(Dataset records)
○ ○ ○ ○ ○

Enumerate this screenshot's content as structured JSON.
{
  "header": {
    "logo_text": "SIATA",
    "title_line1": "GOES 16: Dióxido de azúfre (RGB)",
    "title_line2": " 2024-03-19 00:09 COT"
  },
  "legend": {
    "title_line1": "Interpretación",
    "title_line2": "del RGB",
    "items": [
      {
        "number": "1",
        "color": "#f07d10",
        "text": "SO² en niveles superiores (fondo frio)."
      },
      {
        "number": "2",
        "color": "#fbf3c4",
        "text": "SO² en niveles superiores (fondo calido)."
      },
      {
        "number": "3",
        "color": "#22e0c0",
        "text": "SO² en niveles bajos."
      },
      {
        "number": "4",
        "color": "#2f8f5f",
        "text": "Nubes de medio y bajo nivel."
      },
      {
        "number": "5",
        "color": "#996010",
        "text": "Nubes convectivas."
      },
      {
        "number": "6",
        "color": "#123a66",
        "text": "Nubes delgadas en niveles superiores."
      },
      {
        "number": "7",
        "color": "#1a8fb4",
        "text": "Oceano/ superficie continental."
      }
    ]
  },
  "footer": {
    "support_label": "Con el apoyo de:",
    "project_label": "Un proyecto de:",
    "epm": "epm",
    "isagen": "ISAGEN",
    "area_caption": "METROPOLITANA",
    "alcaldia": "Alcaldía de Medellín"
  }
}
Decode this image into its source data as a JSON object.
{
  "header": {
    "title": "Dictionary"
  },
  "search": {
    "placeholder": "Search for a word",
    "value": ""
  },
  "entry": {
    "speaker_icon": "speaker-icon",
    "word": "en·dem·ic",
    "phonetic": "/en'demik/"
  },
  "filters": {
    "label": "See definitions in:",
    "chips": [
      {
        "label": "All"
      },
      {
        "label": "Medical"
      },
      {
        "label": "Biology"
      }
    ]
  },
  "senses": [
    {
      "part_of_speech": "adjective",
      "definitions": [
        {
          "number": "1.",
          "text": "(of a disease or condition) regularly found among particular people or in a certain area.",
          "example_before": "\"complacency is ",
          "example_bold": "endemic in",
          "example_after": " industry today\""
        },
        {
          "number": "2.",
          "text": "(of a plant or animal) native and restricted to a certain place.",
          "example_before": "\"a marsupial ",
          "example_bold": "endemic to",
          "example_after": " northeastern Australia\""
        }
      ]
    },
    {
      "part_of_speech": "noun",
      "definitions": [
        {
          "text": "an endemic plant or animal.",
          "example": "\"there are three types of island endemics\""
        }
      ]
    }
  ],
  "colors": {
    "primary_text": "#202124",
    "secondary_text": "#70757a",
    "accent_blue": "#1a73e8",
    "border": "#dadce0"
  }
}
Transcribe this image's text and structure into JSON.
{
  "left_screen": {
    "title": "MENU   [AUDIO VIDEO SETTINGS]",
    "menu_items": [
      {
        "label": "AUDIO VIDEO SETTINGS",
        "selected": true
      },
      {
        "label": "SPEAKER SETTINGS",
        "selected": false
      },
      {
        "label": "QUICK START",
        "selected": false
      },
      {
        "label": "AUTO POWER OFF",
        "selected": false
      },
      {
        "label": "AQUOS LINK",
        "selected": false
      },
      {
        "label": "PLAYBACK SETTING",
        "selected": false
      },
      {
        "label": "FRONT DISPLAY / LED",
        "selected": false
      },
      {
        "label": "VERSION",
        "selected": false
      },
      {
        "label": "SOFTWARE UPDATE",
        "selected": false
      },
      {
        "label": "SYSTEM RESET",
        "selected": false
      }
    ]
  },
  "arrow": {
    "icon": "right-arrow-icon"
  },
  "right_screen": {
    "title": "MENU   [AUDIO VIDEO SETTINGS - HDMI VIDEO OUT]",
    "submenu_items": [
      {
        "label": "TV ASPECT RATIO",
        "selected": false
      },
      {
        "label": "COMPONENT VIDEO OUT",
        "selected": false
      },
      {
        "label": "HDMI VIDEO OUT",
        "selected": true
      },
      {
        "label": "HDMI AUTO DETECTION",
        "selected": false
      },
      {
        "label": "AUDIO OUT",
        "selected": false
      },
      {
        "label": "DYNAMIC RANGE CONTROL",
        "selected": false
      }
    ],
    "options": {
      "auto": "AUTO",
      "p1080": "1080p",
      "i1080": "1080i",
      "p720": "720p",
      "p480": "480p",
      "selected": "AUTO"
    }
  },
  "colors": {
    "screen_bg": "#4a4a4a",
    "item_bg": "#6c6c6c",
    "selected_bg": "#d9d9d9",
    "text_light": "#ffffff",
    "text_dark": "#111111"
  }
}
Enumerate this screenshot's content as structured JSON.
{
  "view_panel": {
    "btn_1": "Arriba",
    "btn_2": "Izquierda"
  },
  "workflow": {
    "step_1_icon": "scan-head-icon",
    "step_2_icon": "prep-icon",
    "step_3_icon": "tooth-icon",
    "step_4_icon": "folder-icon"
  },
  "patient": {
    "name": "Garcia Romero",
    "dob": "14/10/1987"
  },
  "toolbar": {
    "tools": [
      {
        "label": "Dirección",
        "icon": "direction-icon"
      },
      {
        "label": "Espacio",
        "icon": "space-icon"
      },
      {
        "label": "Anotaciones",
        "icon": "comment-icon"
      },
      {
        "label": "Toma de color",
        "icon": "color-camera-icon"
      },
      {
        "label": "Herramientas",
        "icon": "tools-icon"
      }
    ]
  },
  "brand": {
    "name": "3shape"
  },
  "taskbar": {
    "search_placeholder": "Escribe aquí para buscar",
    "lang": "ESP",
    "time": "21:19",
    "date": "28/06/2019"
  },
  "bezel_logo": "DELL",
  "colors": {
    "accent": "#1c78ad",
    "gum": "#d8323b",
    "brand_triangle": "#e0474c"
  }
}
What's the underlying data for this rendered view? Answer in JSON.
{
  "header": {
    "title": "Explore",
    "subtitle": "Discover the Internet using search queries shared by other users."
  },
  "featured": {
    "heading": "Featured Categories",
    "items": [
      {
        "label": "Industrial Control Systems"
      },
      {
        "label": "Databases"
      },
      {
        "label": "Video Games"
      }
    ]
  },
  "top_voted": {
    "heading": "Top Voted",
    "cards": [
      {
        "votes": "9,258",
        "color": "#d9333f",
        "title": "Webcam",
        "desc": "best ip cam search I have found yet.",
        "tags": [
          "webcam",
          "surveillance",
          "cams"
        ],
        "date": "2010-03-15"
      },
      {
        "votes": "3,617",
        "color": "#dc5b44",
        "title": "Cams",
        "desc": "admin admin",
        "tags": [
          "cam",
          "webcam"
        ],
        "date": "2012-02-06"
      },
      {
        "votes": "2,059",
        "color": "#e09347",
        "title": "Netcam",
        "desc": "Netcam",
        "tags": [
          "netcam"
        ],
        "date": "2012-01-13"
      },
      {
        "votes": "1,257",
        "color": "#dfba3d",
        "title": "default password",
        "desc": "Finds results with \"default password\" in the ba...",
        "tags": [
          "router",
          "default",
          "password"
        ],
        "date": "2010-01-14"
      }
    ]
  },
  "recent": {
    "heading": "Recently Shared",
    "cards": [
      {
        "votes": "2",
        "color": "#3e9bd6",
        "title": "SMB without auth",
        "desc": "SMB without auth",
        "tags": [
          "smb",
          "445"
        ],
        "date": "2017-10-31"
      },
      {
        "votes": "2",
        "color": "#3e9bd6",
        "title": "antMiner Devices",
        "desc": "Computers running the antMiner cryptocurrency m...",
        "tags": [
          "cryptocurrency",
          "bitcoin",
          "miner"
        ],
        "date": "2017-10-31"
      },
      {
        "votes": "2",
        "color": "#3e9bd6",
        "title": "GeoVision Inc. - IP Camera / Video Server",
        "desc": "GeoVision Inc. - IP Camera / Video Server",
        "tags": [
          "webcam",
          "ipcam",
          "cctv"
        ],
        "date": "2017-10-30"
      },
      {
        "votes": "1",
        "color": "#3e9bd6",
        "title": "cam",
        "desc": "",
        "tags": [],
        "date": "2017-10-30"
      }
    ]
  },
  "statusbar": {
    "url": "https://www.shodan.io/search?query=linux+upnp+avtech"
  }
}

○ ○ ○ ○ ○

Exercise
Pick out every line of the listing containing the word "fondo", and show those lines.

Solution for this exercise
        "text": "SO² en niveles superiores (fondo frio)."
        "text": "SO² en niveles superiores (fondo calido)."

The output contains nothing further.